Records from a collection
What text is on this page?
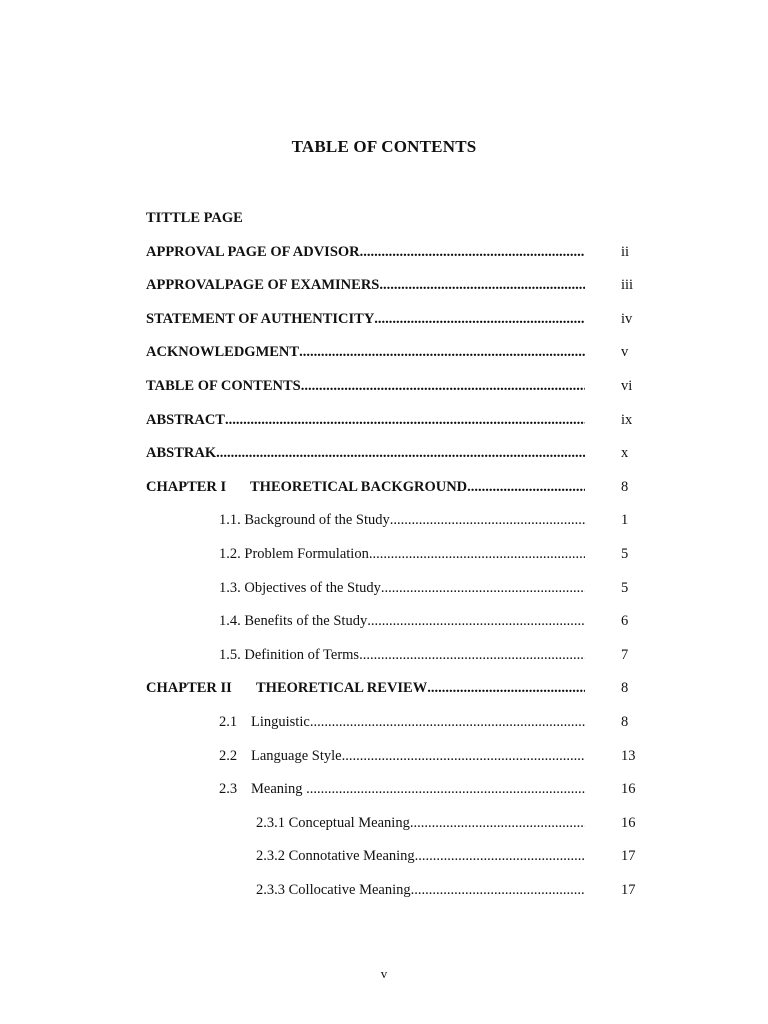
TABLE OF CONTENTS
TITTLE PAGE
APPROVAL PAGE OF ADVISOR .....	ii
APPROVALPAGE OF EXAMINERS .....	iii
STATEMENT OF AUTHENTICITY .....	iv
ACKNOWLEDGMENT .....	v
TABLE OF CONTENTS .....	vi
ABSTRACT .....	ix
ABSTRAK .....	x
CHAPTER I THEORETICAL BACKGROUND .....	8
1.1. Background of the Study .....	1
1.2. Problem Formulation .....	5
1.3. Objectives of the Study .....	5
1.4. Benefits of the Study .....	6
1.5. Definition of Terms .....	7
CHAPTER II THEORETICAL REVIEW .....	8
2.1 Linguistic .....	8
2.2 Language Style .....	13
2.3 Meaning .....	16
2.3.1 Conceptual Meaning .....	16
2.3.2 Connotative Meaning .....	17
2.3.3 Collocative Meaning .....	17
v
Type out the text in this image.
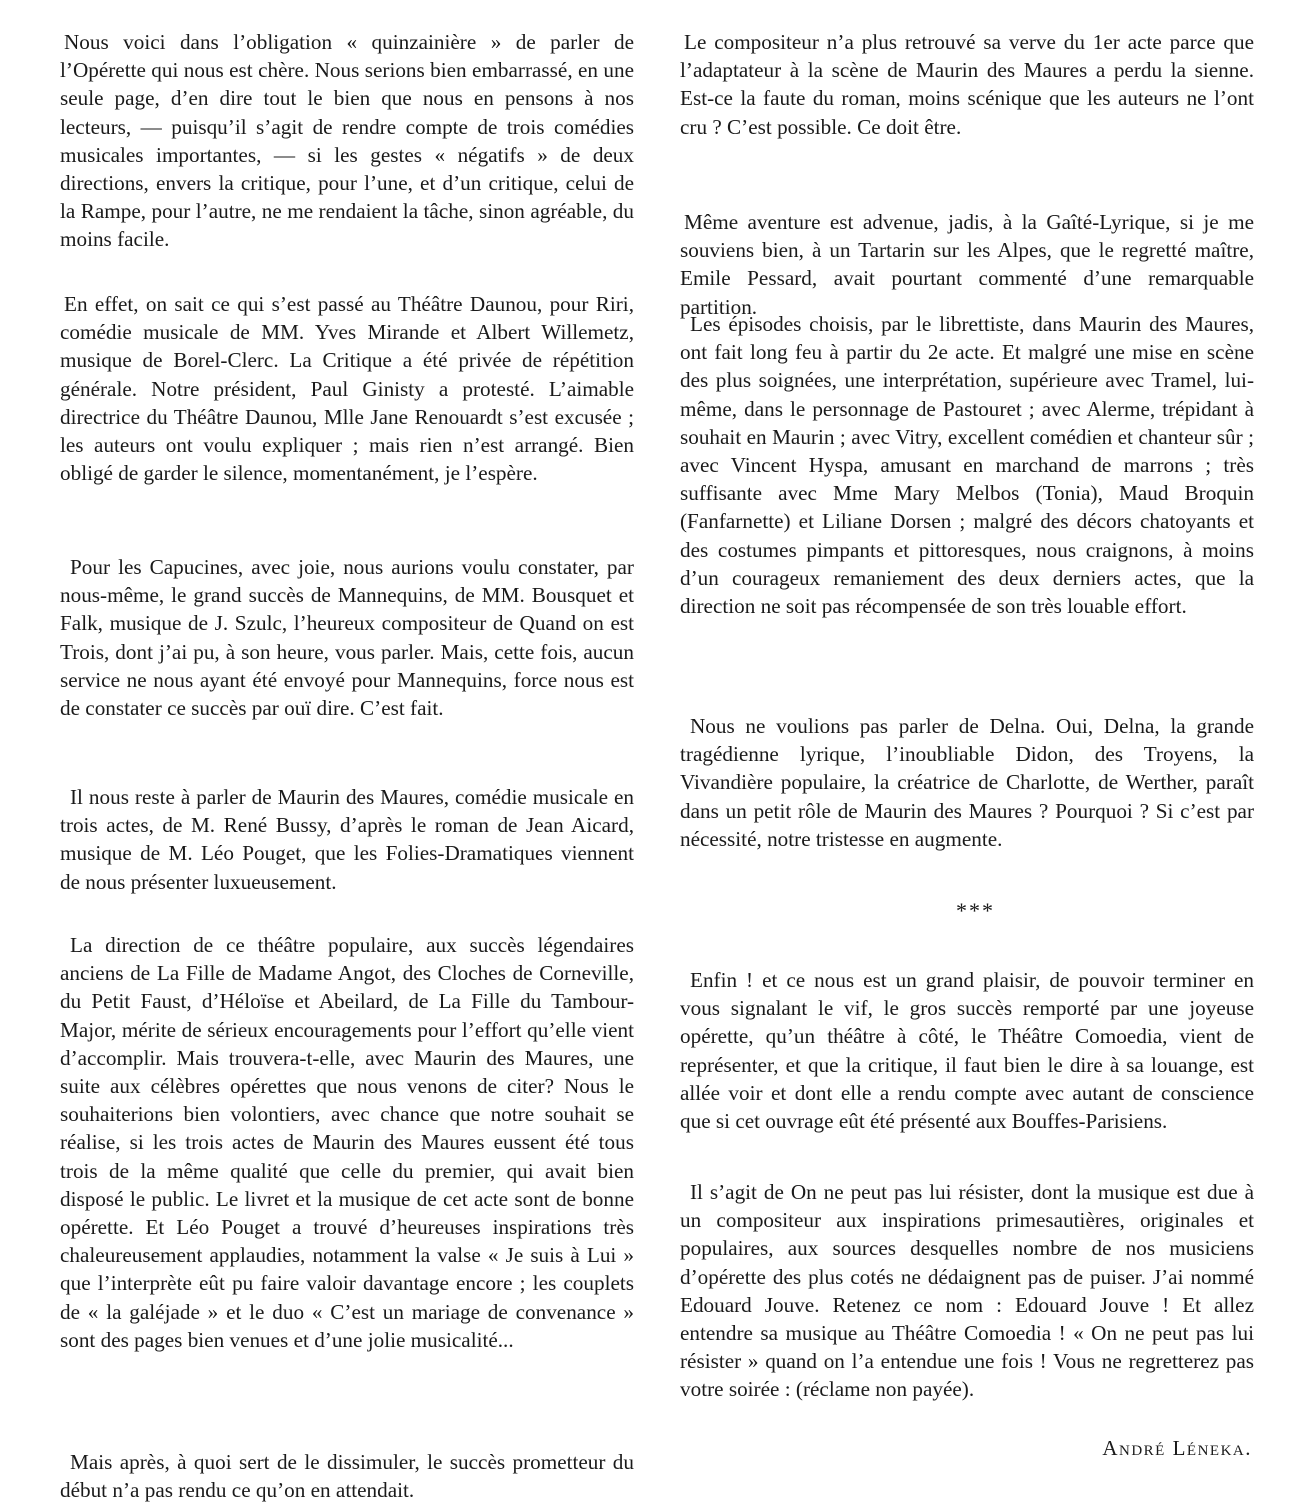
Nous voici dans l’obligation « quinzainière » de parler de l’Opérette qui nous est chère. Nous serions bien embarrassé, en une seule page, d’en dire tout le bien que nous en pensons à nos lecteurs, — puisqu’il s’agit de rendre compte de trois comédies musicales importantes, — si les gestes « négatifs » de deux directions, envers la critique, pour l’une, et d’un critique, celui de la Rampe, pour l’autre, ne me rendaient la tâche, sinon agréable, du moins facile.

En effet, on sait ce qui s’est passé au Théâtre Daunou, pour Riri, comédie musicale de MM. Yves Mirande et Albert Willemetz, musique de Borel-Clerc. La Critique a été privée de répétition générale. Notre président, Paul Ginisty a protesté. L’aimable directrice du Théâtre Daunou, Mlle Jane Renouardt s’est excusée ; les auteurs ont voulu expliquer ; mais rien n’est arrangé. Bien obligé de garder le silence, momentanément, je l’espère.

Pour les Capucines, avec joie, nous aurions voulu constater, par nous-même, le grand succès de Mannequins, de MM. Bousquet et Falk, musique de J. Szulc, l’heureux compositeur de Quand on est Trois, dont j’ai pu, à son heure, vous parler. Mais, cette fois, aucun service ne nous ayant été envoyé pour Mannequins, force nous est de constater ce succès par ouï dire. C’est fait.

Il nous reste à parler de Maurin des Maures, comédie musicale en trois actes, de M. René Bussy, d’après le roman de Jean Aicard, musique de M. Léo Pouget, que les Folies-Dramatiques viennent de nous présenter luxueusement.

La direction de ce théâtre populaire, aux succès légendaires anciens de La Fille de Madame Angot, des Cloches de Corneville, du Petit Faust, d’Héloïse et Abeilard, de La Fille du Tambour-Major, mérite de sérieux encouragements pour l’effort qu’elle vient d’accomplir. Mais trouvera-t-elle, avec Maurin des Maures, une suite aux célèbres opérettes que nous venons de citer? Nous le souhaiterions bien volontiers, avec chance que notre souhait se réalise, si les trois actes de Maurin des Maures eussent été tous trois de la même qualité que celle du premier, qui avait bien disposé le public. Le livret et la musique de cet acte sont de bonne opérette. Et Léo Pouget a trouvé d’heureuses inspirations très chaleureusement applaudies, notamment la valse « Je suis à Lui » que l’interprète eût pu faire valoir davantage encore ; les couplets de « la galéjade » et le duo « C’est un mariage de convenance » sont des pages bien venues et d’une jolie musicalité...

Mais après, à quoi sert de le dissimuler, le succès prometteur du début n’a pas rendu ce qu’on en attendait.

Le compositeur n’a plus retrouvé sa verve du 1er acte parce que l’adaptateur à la scène de Maurin des Maures a perdu la sienne. Est-ce la faute du roman, moins scénique que les auteurs ne l’ont cru ? C’est possible. Ce doit être.

Même aventure est advenue, jadis, à la Gaîté-Lyrique, si je me souviens bien, à un Tartarin sur les Alpes, que le regretté maître, Emile Pessard, avait pourtant commenté d’une remarquable partition.

Les épisodes choisis, par le librettiste, dans Maurin des Maures, ont fait long feu à partir du 2e acte. Et malgré une mise en scène des plus soignées, une interprétation, supérieure avec Tramel, lui-même, dans le personnage de Pastouret ; avec Alerme, trépidant à souhait en Maurin ; avec Vitry, excellent comédien et chanteur sûr ; avec Vincent Hyspa, amusant en marchand de marrons ; très suffisante avec Mme Mary Melbos (Tonia), Maud Broquin (Fanfarnette) et Liliane Dorsen ; malgré des décors chatoyants et des costumes pimpants et pittoresques, nous craignons, à moins d’un courageux remaniement des deux derniers actes, que la direction ne soit pas récompensée de son très louable effort.

Nous ne voulions pas parler de Delna. Oui, Delna, la grande tragédienne lyrique, l’inoubliable Didon, des Troyens, la Vivandière populaire, la créatrice de Charlotte, de Werther, paraît dans un petit rôle de Maurin des Maures ? Pourquoi ? Si c’est par nécessité, notre tristesse en augmente.

Enfin ! et ce nous est un grand plaisir, de pouvoir terminer en vous signalant le vif, le gros succès remporté par une joyeuse opérette, qu’un théâtre à côté, le Théâtre Comoedia, vient de représenter, et que la critique, il faut bien le dire à sa louange, est allée voir et dont elle a rendu compte avec autant de conscience que si cet ouvrage eût été présenté aux Bouffes-Parisiens.

Il s’agit de On ne peut pas lui résister, dont la musique est due à un compositeur aux inspirations primesautières, originales et populaires, aux sources desquelles nombre de nos musiciens d’opérette des plus cotés ne dédaignent pas de puiser. J’ai nommé Edouard Jouve. Retenez ce nom : Edouard Jouve ! Et allez entendre sa musique au Théâtre Comoedia ! « On ne peut pas lui résister » quand on l’a entendue une fois ! Vous ne regretterez pas votre soirée : (réclame non payée).

***
André Léneka.
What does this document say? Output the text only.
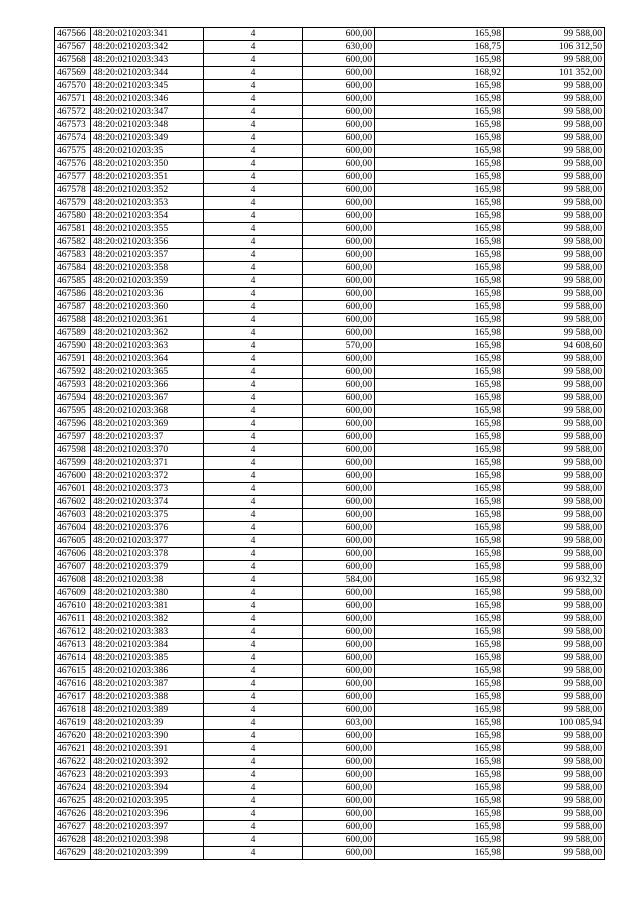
467566	48:20:0210203:341	4	600,00	165,98	99 588,00
467567	48:20:0210203:342	4	630,00	168,75	106 312,50
467568	48:20:0210203:343	4	600,00	165,98	99 588,00
467569	48:20:0210203:344	4	600,00	168,92	101 352,00
467570	48:20:0210203:345	4	600,00	165,98	99 588,00
467571	48:20:0210203:346	4	600,00	165,98	99 588,00
467572	48:20:0210203:347	4	600,00	165,98	99 588,00
467573	48:20:0210203:348	4	600,00	165,98	99 588,00
467574	48:20:0210203:349	4	600,00	165,98	99 588,00
467575	48:20:0210203:35	4	600,00	165,98	99 588,00
467576	48:20:0210203:350	4	600,00	165,98	99 588,00
467577	48:20:0210203:351	4	600,00	165,98	99 588,00
467578	48:20:0210203:352	4	600,00	165,98	99 588,00
467579	48:20:0210203:353	4	600,00	165,98	99 588,00
467580	48:20:0210203:354	4	600,00	165,98	99 588,00
467581	48:20:0210203:355	4	600,00	165,98	99 588,00
467582	48:20:0210203:356	4	600,00	165,98	99 588,00
467583	48:20:0210203:357	4	600,00	165,98	99 588,00
467584	48:20:0210203:358	4	600,00	165,98	99 588,00
467585	48:20:0210203:359	4	600,00	165,98	99 588,00
467586	48:20:0210203:36	4	600,00	165,98	99 588,00
467587	48:20:0210203:360	4	600,00	165,98	99 588,00
467588	48:20:0210203:361	4	600,00	165,98	99 588,00
467589	48:20:0210203:362	4	600,00	165,98	99 588,00
467590	48:20:0210203:363	4	570,00	165,98	94 608,60
467591	48:20:0210203:364	4	600,00	165,98	99 588,00
467592	48:20:0210203:365	4	600,00	165,98	99 588,00
467593	48:20:0210203:366	4	600,00	165,98	99 588,00
467594	48:20:0210203:367	4	600,00	165,98	99 588,00
467595	48:20:0210203:368	4	600,00	165,98	99 588,00
467596	48:20:0210203:369	4	600,00	165,98	99 588,00
467597	48:20:0210203:37	4	600,00	165,98	99 588,00
467598	48:20:0210203:370	4	600,00	165,98	99 588,00
467599	48:20:0210203:371	4	600,00	165,98	99 588,00
467600	48:20:0210203:372	4	600,00	165,98	99 588,00
467601	48:20:0210203:373	4	600,00	165,98	99 588,00
467602	48:20:0210203:374	4	600,00	165,98	99 588,00
467603	48:20:0210203:375	4	600,00	165,98	99 588,00
467604	48:20:0210203:376	4	600,00	165,98	99 588,00
467605	48:20:0210203:377	4	600,00	165,98	99 588,00
467606	48:20:0210203:378	4	600,00	165,98	99 588,00
467607	48:20:0210203:379	4	600,00	165,98	99 588,00
467608	48:20:0210203:38	4	584,00	165,98	96 932,32
467609	48:20:0210203:380	4	600,00	165,98	99 588,00
467610	48:20:0210203:381	4	600,00	165,98	99 588,00
467611	48:20:0210203:382	4	600,00	165,98	99 588,00
467612	48:20:0210203:383	4	600,00	165,98	99 588,00
467613	48:20:0210203:384	4	600,00	165,98	99 588,00
467614	48:20:0210203:385	4	600,00	165,98	99 588,00
467615	48:20:0210203:386	4	600,00	165,98	99 588,00
467616	48:20:0210203:387	4	600,00	165,98	99 588,00
467617	48:20:0210203:388	4	600,00	165,98	99 588,00
467618	48:20:0210203:389	4	600,00	165,98	99 588,00
467619	48:20:0210203:39	4	603,00	165,98	100 085,94
467620	48:20:0210203:390	4	600,00	165,98	99 588,00
467621	48:20:0210203:391	4	600,00	165,98	99 588,00
467622	48:20:0210203:392	4	600,00	165,98	99 588,00
467623	48:20:0210203:393	4	600,00	165,98	99 588,00
467624	48:20:0210203:394	4	600,00	165,98	99 588,00
467625	48:20:0210203:395	4	600,00	165,98	99 588,00
467626	48:20:0210203:396	4	600,00	165,98	99 588,00
467627	48:20:0210203:397	4	600,00	165,98	99 588,00
467628	48:20:0210203:398	4	600,00	165,98	99 588,00
467629	48:20:0210203:399	4	600,00	165,98	99 588,00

WORK TO DO → Of the lines in the entries above, how many include "What"? Only the number should be given.

SOLUTION TO THIS PROBLEM → 2